Given records:
=======
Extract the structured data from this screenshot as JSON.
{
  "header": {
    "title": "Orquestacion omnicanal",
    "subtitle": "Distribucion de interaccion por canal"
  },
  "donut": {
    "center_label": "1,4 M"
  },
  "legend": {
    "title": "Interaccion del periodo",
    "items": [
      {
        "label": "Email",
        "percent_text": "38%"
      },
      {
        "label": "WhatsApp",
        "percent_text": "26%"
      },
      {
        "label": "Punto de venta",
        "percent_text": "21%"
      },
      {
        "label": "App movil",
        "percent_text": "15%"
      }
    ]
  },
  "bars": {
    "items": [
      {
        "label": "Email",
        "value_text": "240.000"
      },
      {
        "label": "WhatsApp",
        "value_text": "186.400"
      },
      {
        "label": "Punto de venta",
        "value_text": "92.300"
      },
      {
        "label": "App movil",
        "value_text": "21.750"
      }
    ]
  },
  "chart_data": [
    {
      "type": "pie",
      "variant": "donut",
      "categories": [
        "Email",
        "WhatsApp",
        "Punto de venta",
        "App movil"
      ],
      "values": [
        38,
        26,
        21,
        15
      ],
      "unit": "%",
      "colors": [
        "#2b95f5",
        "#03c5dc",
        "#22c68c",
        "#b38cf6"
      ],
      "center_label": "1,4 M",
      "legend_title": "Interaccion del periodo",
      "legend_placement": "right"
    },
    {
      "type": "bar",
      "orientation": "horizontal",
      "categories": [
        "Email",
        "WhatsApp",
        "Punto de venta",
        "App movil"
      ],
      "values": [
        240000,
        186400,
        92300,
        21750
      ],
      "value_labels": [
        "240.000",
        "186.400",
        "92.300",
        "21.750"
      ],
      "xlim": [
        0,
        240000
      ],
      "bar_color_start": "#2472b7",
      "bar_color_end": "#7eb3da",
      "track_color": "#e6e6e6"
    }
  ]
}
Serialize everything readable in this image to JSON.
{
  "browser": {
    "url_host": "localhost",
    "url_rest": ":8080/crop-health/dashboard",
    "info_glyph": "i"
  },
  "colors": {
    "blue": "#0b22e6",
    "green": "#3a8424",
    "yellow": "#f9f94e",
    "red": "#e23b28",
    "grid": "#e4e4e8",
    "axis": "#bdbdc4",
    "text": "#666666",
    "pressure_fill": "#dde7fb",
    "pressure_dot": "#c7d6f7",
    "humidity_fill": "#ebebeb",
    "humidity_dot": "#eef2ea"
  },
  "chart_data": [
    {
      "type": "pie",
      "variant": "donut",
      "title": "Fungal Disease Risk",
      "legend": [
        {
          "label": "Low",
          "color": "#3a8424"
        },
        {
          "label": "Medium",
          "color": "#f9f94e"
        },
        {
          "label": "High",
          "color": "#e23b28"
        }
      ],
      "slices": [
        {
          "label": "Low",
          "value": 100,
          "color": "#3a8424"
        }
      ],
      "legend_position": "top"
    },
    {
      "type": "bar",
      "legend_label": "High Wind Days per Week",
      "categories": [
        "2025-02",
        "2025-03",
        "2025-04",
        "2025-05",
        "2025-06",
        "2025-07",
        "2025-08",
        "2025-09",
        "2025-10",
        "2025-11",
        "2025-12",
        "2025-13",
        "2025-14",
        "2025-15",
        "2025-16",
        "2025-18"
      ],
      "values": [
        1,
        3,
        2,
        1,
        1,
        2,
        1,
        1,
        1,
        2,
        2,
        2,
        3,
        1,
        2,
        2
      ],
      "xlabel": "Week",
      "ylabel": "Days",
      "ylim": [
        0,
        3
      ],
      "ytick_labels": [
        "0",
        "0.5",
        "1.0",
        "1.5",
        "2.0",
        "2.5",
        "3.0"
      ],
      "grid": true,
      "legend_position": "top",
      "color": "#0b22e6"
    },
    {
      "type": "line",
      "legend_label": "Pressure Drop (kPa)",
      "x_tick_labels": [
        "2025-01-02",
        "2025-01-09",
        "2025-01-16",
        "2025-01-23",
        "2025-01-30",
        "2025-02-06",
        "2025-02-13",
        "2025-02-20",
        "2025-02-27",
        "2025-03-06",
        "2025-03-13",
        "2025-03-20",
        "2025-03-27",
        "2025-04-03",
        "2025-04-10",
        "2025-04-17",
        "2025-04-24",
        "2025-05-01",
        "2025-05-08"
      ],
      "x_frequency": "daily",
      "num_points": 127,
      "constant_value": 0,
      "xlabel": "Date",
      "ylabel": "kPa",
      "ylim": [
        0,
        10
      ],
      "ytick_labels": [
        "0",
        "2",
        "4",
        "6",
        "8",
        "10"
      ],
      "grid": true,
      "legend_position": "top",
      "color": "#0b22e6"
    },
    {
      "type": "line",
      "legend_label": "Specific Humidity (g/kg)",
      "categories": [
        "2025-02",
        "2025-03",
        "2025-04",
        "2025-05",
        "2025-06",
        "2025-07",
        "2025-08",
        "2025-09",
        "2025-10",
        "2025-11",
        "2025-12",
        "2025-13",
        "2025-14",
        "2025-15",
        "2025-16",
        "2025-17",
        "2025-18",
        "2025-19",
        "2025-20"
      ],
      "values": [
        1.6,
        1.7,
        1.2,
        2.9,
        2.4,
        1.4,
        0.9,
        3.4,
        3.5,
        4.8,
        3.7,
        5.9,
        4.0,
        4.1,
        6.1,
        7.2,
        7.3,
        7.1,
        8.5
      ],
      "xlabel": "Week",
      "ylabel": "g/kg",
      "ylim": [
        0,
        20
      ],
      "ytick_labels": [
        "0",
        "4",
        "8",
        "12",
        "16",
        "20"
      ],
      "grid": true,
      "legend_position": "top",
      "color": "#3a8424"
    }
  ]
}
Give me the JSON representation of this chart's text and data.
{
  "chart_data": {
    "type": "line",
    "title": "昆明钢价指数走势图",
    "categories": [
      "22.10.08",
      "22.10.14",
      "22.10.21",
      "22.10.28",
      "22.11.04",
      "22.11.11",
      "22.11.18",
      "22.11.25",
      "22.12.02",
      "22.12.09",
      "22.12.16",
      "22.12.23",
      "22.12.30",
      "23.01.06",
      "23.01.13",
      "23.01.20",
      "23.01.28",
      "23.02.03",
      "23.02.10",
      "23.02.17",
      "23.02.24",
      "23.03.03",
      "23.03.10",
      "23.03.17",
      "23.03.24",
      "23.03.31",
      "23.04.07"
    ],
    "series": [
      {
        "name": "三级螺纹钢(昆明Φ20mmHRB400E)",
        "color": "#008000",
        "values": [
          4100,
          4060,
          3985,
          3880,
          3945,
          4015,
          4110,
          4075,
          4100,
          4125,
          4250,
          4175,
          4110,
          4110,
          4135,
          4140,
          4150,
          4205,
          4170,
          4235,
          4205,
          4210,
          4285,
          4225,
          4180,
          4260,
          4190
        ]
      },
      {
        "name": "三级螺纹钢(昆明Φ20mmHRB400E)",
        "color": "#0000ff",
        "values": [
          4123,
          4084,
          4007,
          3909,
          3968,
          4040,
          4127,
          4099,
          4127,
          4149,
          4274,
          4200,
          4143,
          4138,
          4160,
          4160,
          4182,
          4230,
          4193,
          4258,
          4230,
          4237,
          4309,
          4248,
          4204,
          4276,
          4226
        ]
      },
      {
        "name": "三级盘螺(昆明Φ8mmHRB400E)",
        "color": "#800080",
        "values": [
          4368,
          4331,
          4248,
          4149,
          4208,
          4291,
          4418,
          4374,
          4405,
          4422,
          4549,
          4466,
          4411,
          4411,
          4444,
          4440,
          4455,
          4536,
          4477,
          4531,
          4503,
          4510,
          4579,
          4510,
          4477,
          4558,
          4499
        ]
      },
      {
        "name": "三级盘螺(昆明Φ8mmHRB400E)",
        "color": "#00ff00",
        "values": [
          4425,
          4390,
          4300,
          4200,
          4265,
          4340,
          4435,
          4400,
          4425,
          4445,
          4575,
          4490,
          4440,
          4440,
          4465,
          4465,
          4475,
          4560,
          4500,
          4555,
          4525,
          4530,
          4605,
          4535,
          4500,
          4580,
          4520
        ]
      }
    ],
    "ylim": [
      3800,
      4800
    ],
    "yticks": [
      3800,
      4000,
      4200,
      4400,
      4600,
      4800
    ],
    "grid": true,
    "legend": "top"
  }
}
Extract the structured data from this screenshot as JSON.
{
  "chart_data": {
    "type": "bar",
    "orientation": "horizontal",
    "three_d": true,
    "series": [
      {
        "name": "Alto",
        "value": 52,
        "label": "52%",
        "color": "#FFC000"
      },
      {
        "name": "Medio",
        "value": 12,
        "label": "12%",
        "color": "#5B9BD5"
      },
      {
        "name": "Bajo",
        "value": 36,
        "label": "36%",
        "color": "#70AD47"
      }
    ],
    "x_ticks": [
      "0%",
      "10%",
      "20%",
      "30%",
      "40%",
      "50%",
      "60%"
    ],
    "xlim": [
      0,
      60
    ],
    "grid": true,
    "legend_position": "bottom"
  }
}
=======
Lines of the material that contain the word "this" are to be gathered.

The completed task:
Extract the structured data from this screenshot as JSON.
Serialize everything readable in this image to JSON.
Give me the JSON representation of this chart's text and data.
Extract the structured data from this screenshot as JSON.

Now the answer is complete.